[Start of Selection]
March 24, 2024
Mark 11:1-11
Then they brought the colt to Jesus and threw their cloaks on it; and he sat on it. Many people spread their cloaks on the road, and others spread leafy branches that they had cut in the fields.
People took off their cloaks and laid them down along the road. They plucked branches from any handy tree. There may have been olive trees along the way and I personally saw clusters of rosemary bushes along the road down from the Mount of Olives into the city of Jerusalem. There were probably many options for the people in Jesus’ time.
At different times and in different places, you may not have had any palms handy, but the idea was never to get the materials exactly right. Some places refer to this day as Cloak Sunday or even Branch Sunday. In medieval Europe, for example, it might have been known as Yew Sunday.
The yew is a plant with its own mythology. In Celtic culture, it is a symbol of death and resurrection, because they are long lived. Old yews can apparently replant themselves when their branches droop to the ground. Life, death, and renewal in one plant, a plant that is also an evergreen, yet another symbol anticipating the new life of Easter morning.
Then those who went ahead and those who followed were shouting, “Hosanna! Blessed is the one who comes in the name of the Lord! Blessed is the coming kingdom of our ancestor David! Hosanna in the highest heaven!”
[End of Selection]
### Your instructions
Can you copy out the stretch of the Palm Sunday reflection above from "People took off" through "as Yew Sunday."?
[Start of Supplied data]
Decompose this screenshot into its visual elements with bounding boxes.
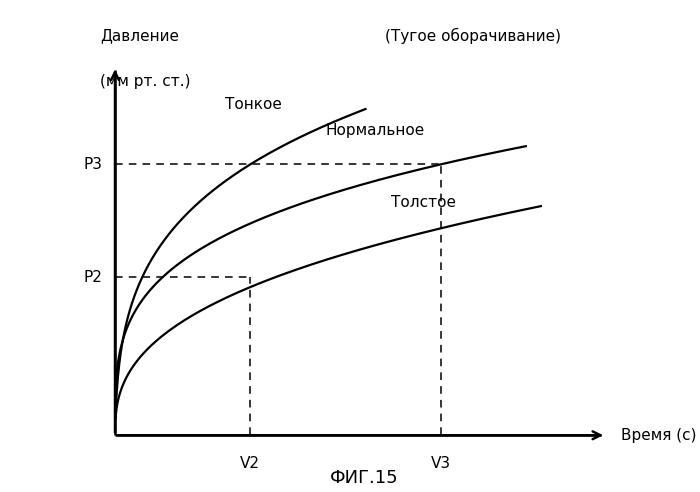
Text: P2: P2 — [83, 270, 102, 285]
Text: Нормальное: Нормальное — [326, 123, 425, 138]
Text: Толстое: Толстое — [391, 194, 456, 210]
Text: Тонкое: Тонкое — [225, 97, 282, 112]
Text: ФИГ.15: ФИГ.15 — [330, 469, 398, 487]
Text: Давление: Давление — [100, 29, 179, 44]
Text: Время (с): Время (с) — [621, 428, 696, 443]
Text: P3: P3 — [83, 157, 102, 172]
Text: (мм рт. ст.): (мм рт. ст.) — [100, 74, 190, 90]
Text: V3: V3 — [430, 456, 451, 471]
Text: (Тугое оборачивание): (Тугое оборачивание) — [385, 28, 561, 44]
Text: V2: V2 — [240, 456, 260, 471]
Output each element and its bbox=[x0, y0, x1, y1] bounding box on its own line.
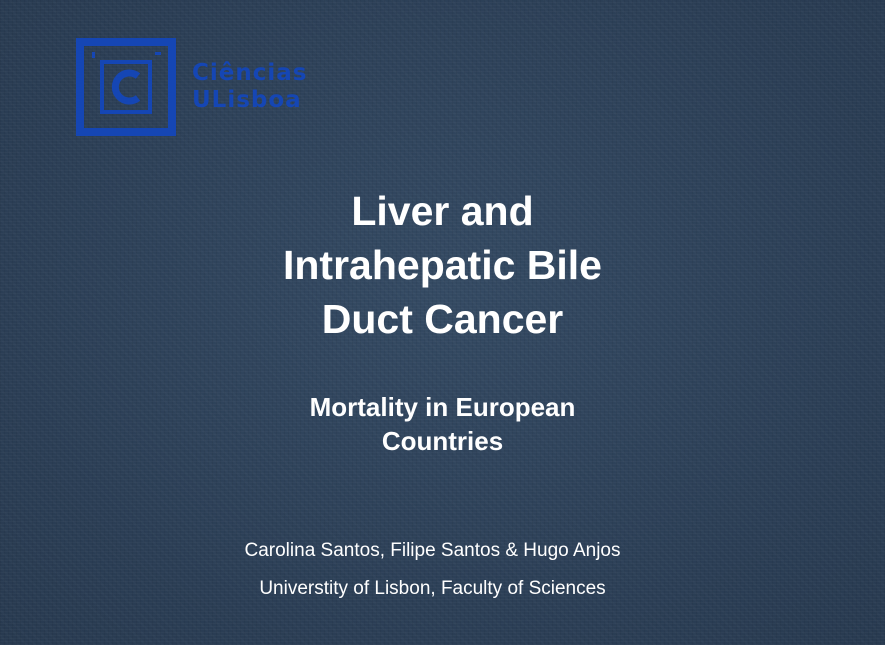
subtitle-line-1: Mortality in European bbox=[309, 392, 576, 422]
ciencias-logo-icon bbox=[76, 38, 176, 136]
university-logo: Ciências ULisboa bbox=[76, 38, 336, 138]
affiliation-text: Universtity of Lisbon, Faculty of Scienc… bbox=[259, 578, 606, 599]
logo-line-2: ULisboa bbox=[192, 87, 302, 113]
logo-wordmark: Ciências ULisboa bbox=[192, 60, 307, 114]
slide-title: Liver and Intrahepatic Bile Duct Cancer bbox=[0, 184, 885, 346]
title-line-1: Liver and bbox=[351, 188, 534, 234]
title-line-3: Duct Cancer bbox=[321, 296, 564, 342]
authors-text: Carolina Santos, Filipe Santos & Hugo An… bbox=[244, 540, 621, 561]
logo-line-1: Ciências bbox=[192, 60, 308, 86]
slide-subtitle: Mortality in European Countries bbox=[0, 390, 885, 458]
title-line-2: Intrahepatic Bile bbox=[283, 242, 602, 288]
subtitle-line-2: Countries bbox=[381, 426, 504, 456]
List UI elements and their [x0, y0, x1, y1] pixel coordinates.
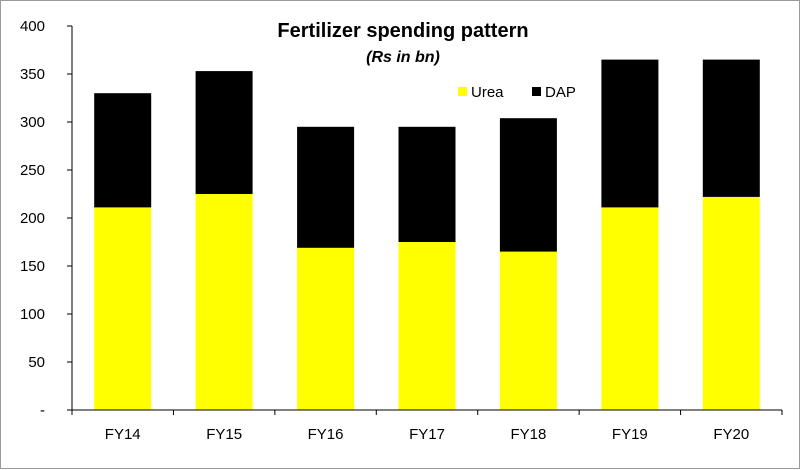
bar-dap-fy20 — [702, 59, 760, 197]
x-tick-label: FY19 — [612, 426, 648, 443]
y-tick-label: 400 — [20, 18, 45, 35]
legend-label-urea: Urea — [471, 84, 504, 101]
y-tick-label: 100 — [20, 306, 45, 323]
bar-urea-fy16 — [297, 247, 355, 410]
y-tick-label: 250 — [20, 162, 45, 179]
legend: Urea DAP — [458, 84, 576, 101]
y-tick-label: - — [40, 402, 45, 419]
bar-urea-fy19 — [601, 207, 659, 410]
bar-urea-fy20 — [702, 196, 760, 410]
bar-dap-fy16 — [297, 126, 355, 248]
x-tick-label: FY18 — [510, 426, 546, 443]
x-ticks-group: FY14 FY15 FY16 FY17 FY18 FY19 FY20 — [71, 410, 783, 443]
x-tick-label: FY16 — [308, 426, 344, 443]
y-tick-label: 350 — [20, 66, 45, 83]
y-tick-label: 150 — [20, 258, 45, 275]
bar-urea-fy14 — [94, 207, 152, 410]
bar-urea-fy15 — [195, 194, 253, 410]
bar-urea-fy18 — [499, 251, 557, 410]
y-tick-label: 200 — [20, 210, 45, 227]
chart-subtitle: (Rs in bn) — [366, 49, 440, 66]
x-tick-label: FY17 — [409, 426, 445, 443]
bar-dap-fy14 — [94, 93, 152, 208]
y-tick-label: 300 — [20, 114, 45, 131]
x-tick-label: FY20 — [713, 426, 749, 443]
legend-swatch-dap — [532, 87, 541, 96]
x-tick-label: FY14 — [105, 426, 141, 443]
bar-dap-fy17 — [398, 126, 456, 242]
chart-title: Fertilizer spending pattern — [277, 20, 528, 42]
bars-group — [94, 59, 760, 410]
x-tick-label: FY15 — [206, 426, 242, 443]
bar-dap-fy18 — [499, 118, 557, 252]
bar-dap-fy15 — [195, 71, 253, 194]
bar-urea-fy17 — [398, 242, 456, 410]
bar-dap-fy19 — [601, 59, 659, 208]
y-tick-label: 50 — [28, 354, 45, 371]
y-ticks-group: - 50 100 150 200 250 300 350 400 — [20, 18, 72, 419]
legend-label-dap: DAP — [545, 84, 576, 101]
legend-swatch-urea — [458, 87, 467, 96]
[End of Supplied data]
### Exercise answer
People took off their cloaks and laid them down along the road. They plucked branches from any handy tree. There may have been olive trees along the way and I personally saw clusters of rosemary bushes along the road down from the Mount of Olives into the city of Jerusalem. There were probably many options for the people in Jesus’ time.
At different times and in different places, you may not have had any palms handy, but the idea was never to get the materials exactly right. Some places refer to this day as Cloak Sunday or even Branch Sunday. In medieval Europe, for example, it might have been known as Yew Sunday.